__RECORDS TO USE__:
———

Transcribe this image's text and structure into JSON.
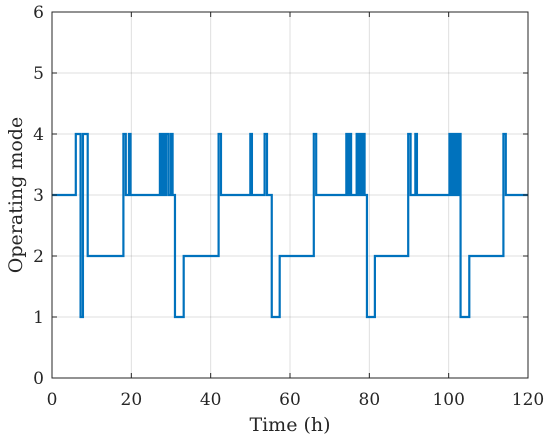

———

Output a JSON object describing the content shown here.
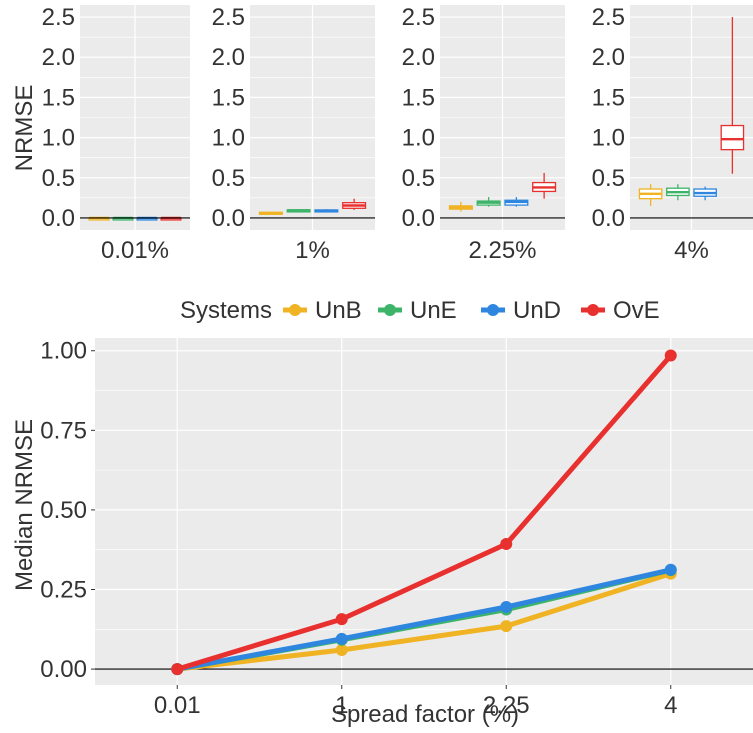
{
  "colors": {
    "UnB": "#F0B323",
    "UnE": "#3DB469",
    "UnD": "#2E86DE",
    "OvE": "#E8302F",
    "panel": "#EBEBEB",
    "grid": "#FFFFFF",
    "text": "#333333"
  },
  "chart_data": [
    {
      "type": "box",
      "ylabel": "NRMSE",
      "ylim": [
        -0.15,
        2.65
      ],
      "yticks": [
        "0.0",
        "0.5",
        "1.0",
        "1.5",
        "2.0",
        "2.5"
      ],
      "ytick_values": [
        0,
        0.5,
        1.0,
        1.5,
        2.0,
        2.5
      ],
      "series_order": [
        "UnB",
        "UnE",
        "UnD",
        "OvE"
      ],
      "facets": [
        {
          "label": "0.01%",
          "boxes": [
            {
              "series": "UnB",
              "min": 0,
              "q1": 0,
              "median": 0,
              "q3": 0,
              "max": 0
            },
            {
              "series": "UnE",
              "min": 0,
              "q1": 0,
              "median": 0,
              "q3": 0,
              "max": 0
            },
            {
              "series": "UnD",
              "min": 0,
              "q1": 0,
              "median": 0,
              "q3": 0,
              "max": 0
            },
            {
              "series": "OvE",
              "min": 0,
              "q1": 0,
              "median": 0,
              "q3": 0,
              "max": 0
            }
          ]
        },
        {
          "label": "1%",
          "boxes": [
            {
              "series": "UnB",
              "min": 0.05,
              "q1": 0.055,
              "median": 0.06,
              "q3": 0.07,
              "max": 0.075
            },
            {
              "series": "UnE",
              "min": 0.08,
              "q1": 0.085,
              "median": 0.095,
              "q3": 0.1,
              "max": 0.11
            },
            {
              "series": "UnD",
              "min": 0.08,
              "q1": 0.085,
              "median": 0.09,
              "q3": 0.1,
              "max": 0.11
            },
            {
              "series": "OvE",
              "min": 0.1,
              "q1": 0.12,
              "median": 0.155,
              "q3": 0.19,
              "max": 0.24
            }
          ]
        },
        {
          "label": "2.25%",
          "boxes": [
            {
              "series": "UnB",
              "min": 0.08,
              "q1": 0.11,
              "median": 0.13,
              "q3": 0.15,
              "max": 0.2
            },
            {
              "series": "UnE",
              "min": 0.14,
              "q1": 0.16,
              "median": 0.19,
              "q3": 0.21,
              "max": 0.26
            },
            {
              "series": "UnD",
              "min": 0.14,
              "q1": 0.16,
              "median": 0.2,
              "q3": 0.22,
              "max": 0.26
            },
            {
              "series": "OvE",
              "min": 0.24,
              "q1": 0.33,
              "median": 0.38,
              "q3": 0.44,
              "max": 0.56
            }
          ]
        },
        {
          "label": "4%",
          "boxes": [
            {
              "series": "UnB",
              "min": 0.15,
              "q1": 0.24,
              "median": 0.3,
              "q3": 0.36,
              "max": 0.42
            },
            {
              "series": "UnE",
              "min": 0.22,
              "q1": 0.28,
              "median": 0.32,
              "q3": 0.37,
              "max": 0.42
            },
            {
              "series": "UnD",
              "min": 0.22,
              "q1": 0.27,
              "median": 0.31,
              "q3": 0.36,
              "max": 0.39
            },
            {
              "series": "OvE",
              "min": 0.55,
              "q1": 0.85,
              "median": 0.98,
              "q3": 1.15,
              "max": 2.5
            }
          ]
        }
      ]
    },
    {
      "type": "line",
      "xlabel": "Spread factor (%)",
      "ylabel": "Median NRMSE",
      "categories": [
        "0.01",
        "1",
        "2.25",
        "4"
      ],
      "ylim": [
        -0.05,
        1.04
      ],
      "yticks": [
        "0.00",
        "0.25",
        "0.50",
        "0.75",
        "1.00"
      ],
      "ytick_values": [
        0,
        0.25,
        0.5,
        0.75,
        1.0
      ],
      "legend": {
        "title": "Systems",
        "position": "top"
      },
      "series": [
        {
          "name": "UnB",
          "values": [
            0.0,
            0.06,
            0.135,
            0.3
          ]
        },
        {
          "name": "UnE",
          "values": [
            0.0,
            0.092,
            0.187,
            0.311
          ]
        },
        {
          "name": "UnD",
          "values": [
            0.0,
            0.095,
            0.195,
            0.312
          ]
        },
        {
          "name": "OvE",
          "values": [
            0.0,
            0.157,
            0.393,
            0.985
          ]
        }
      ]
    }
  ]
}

———

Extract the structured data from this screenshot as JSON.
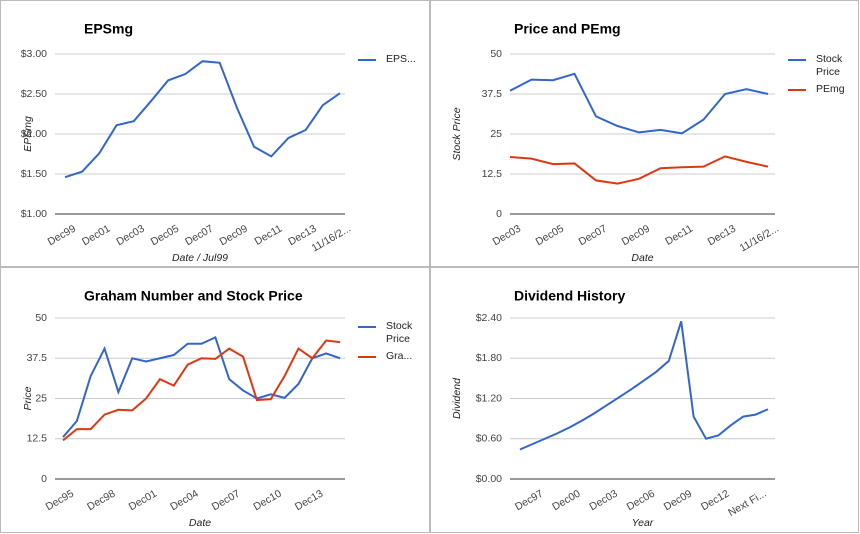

———

__PROBLEM DETAILS__:
Exactly how many lines contain "this"? State the number and nothing else.

__EXERCISE ANSWER__:
2